## Задание 1
Продублируйте без изменений строки листинга от строки с "- point: [33, 491, 43, 501]" до строки с "- point: [409, 369, 419, 379]", включая обе.

## Отрывок
# # #

Что такое тотальный террор, очевидно из эпизода 11 сентября, когда террористы убили до трех тысяч человек, не выдвигая никаких предварительных требований и не ставя никаких условий. Группа, захватившая Дом культуры на Дубровке, была, судя по всему, настолько плохо подготовлена, что о руке Аль-Кайды говорить не приходится. Ее требования, даже с учетом формы, в какой они были выдвинуты, не были принципиально невыполнимыми - могу призвать в свидетели генерала Шаманова, который в первые часы после захвата говорил о неизбежности уступок.
В следующий раз для уступок, скорее всего, просто не будет шанса.
"С террористами не вступают в переговоры" - этот принцип в дни кризиса на Дубровке преподносился и властями, и послушной прессой в качестве некоего незыблемого закона, одиннадцатой заповеди, а пресса послушно его подхватывала.
Эту несомненную ложь можно разделить на два пункта. С террористами, имеющими в своей власти заложников, практически всегда вступают в переговоры с тактической целью, ради спасения жизни невинных людей. Обычно такие переговоры ведутся специалистами-психологами, чья задача - пробить барьер фанатизма, как минимум добиться добровольного освобождения части заложников, а в лучшем случае ослабить бдительность террористов и упростить задачу для штурма, если таковой окажется неизбежным.
Но даже в широком, стратегическом смысле переговоры с террористами ведутся, когда очевидно, что террору можно положить конец только путем взаимного компромисса. Примеров можно привести множество, и хотя ближневосточные или североирландские трудно назвать образцом для подражания, они по-прежнему остаются единственным выходом из тамошних тупиков, как бы ни бряцали оружием ястребы. Самый разительный пример можно почерпнуть из сегодняшних газет, сообщающих об успешном завершении мирных переговоров между правительством Шри-Ланки и так называемыми "тамильскими тиграми", партизанами из северных провинций страны. "Тамильские тигры" имеют репутацию беспрецедентной жестокости - именно они, индуисты, а не мусульмане, изобрели тактику террора путем самоубийства, они многократно сотрясали кровавыми взрывами Коломбо, они пустили свои методы на экспорт, организовав успешное покушение на индийского премьер-министра Раджива Ганди. Сегодня жуткой гражданской войне, продолжавшейся 19 лет, положен конец. Неужели и России надо выдержать все 19?
Впрочем, шриланкийскую прессу с ее британскими традициями не сумели, да и не пытались превратить в придворную, и жители страны на протяжении всех этих кровавых лет понимали, что происходит. О том, что в России это не так, свидетельствует статья Маши Гессен в газете New York Times, где она пересказывает свою беседу со студентами факультета журналистики. Эти молодые люди, вся сознательная жизнь которых прошла уже на фоне этой войны, практически ничего о ней не знают. Они не понимают, что методы, примененные Мовсаром Бараевым в Москве - зеркальное отражение тактики российских войск в Чечне, где ежедневно с целью выкупа и шантажа похищаются жители чеченских сел, где в обмен на уплату выкупа нередко возвращают садистски изуродованные трупы, где любая женщина - законная добыча для насильника, а число убитых и замученных гражданских лиц за обе войны приближается к сотне тысяч. Если Владимир Путин оставляет за собой право убить 200 или 300 собственных граждан ради спасения других, разве он не оправдывает этим Мовсара Бараева и ему подобных?

# # #

Записи об элементах макета:
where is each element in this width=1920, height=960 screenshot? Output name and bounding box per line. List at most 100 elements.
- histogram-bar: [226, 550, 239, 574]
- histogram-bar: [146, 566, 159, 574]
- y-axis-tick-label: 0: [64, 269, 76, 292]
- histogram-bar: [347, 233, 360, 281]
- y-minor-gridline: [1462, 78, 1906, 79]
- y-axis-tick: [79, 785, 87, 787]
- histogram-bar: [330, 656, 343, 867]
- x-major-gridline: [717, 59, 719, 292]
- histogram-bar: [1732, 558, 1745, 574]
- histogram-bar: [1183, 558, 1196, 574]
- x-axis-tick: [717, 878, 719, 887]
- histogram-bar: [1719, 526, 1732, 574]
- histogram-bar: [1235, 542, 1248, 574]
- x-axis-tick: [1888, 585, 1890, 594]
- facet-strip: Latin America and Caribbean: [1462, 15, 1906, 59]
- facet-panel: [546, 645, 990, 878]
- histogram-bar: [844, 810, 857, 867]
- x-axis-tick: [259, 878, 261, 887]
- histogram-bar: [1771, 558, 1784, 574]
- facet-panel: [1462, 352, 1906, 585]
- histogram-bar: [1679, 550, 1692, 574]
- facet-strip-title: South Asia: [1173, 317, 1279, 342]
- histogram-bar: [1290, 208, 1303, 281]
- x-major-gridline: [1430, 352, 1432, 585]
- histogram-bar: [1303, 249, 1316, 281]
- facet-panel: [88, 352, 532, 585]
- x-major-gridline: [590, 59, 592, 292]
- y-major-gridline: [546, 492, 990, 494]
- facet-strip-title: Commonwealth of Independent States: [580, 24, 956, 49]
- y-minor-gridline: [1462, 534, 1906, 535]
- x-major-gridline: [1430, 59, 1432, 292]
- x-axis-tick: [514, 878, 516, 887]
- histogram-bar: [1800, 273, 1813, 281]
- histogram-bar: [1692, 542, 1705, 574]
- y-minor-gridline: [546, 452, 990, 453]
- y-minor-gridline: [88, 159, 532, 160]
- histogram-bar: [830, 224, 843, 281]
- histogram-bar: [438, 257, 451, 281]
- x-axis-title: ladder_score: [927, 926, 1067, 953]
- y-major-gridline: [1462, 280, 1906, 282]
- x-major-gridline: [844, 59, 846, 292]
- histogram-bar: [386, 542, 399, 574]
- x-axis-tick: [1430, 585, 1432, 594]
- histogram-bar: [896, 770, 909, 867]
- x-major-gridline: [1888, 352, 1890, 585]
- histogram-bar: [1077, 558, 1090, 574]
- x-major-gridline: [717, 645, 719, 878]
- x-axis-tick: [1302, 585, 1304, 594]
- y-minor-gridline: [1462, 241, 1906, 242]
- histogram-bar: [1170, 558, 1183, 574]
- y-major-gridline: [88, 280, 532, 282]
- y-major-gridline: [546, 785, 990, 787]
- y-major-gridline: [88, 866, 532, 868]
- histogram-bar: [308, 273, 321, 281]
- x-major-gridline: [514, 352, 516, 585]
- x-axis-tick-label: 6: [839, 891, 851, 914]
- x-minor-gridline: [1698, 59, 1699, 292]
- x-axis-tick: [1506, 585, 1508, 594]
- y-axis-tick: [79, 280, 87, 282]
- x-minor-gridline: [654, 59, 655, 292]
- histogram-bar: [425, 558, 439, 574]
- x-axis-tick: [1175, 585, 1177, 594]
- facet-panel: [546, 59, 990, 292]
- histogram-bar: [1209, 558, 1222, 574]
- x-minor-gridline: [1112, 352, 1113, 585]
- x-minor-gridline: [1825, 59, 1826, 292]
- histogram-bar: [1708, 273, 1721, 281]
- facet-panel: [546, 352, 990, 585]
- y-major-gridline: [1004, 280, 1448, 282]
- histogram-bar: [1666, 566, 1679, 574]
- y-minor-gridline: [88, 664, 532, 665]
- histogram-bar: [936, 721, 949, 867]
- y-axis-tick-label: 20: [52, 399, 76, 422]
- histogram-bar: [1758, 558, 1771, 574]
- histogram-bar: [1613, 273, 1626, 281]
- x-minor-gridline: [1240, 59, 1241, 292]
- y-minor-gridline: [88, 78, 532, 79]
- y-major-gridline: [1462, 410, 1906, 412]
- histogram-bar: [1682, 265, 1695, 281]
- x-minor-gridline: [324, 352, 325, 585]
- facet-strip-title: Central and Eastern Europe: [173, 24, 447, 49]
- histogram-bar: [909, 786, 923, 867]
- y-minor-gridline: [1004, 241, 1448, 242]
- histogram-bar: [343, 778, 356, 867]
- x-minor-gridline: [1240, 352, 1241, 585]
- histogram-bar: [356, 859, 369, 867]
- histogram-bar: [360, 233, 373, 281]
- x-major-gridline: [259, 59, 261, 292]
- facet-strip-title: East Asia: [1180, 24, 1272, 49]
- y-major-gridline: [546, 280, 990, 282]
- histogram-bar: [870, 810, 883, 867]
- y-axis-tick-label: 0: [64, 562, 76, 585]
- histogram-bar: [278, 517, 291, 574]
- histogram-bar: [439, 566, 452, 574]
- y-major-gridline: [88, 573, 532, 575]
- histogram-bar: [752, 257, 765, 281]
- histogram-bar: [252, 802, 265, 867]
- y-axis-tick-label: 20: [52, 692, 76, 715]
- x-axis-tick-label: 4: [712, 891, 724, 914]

# # #

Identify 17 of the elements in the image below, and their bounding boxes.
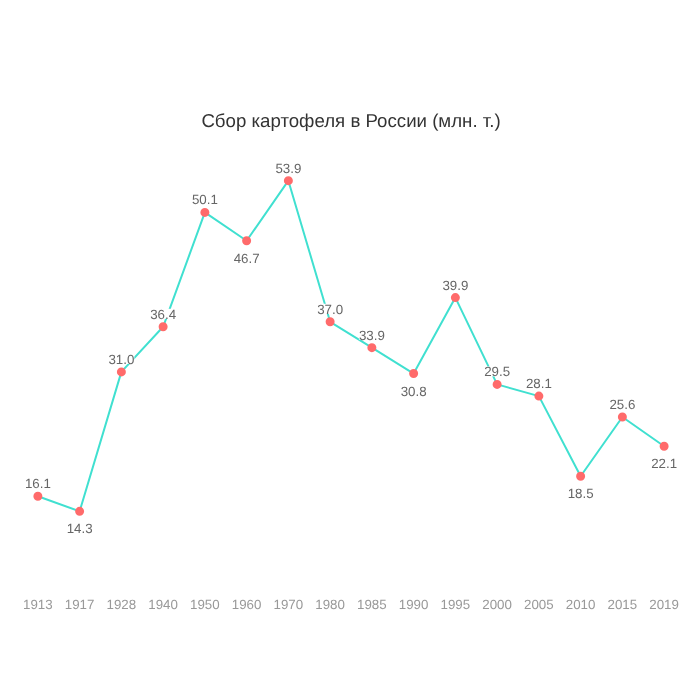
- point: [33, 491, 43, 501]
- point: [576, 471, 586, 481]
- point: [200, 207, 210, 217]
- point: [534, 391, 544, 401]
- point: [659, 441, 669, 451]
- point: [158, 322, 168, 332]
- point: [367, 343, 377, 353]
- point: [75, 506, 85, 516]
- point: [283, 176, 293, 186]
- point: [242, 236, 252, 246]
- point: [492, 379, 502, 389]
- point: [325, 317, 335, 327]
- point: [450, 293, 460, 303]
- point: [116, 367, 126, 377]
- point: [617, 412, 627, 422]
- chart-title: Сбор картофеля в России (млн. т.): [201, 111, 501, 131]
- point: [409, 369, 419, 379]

# # #

## Задание 2
Перепишите из отрывка о переговорах с террористами дословно текст от "Эту несомненную ложь" до "таковой окажется неизбежным.".

## Полный ответ 1
- point: [33, 491, 43, 501]
- point: [576, 471, 586, 481]
- point: [200, 207, 210, 217]
- point: [534, 391, 544, 401]
- point: [659, 441, 669, 451]
- point: [158, 322, 168, 332]
- point: [367, 343, 377, 353]
- point: [75, 506, 85, 516]
- point: [283, 176, 293, 186]
- point: [242, 236, 252, 246]
- point: [492, 379, 502, 389]
- point: [325, 317, 335, 327]
- point: [450, 293, 460, 303]
- point: [116, 367, 126, 377]
- point: [617, 412, 627, 422]
- chart-title: Сбор картофеля в России (млн. т.): [201, 111, 501, 131]
- point: [409, 369, 419, 379]

## Полный ответ 2
Эту несомненную ложь можно разделить на два пункта. С террористами, имеющими в своей власти заложников, практически всегда вступают в переговоры с тактической целью, ради спасения жизни невинных людей. Обычно такие переговоры ведутся специалистами-психологами, чья задача - пробить барьер фанатизма, как минимум добиться добровольного освобождения части заложников, а в лучшем случае ослабить бдительность террористов и упростить задачу для штурма, если таковой окажется неизбежным.